[Extracted data entries]
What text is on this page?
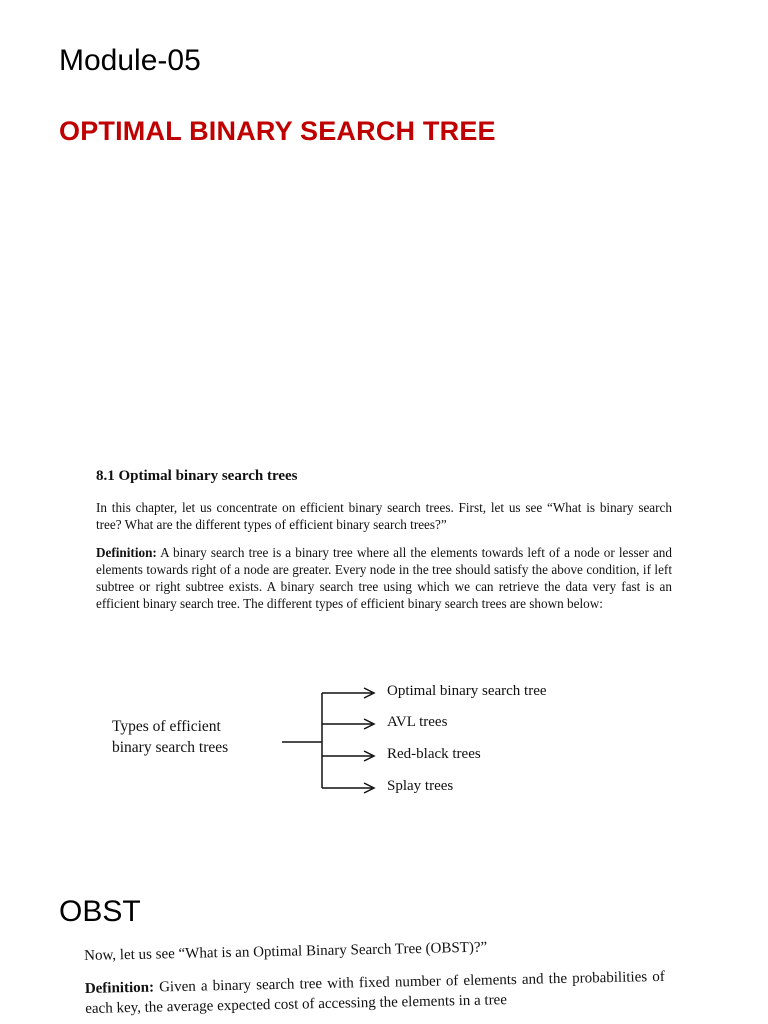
Module-05
OPTIMAL BINARY SEARCH TREE
8.1 Optimal binary search trees

In this chapter, let us concentrate on efficient binary search trees. First, let us see “What is binary search tree? What are the different types of efficient binary search trees?”

Definition: A binary search tree is a binary tree where all the elements towards left of a node or lesser and elements towards right of a node are greater. Every node in the tree should satisfy the above condition, if left subtree or right subtree exists. A binary search tree using which we can retrieve the data very fast is an efficient binary search tree. The different types of efficient binary search trees are shown below:

Types of efficient
binary search trees
Optimal binary search tree
AVL trees
Red-black trees
Splay trees
OBST

Now, let us see “What is an Optimal Binary Search Tree (OBST)?”

Definition: Given a binary search tree with fixed number of elements and the probabilities of each key, the average expected cost of accessing the elements in a tree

■ Problem description: Transcribe every record above exactly as written, leaving out any pictures.

■ Result of this exercise:
What text is on this page?
Module-05
OPTIMAL BINARY SEARCH TREE
8.1 Optimal binary search trees

In this chapter, let us concentrate on efficient binary search trees. First, let us see “What is binary search tree? What are the different types of efficient binary search trees?”

Definition: A binary search tree is a binary tree where all the elements towards left of a node or lesser and elements towards right of a node are greater. Every node in the tree should satisfy the above condition, if left subtree or right subtree exists. A binary search tree using which we can retrieve the data very fast is an efficient binary search tree. The different types of efficient binary search trees are shown below:

Types of efficient
binary search trees
Optimal binary search tree
AVL trees
Red-black trees
Splay trees
OBST

Now, let us see “What is an Optimal Binary Search Tree (OBST)?”

Definition: Given a binary search tree with fixed number of elements and the probabilities of each key, the average expected cost of accessing the elements in a tree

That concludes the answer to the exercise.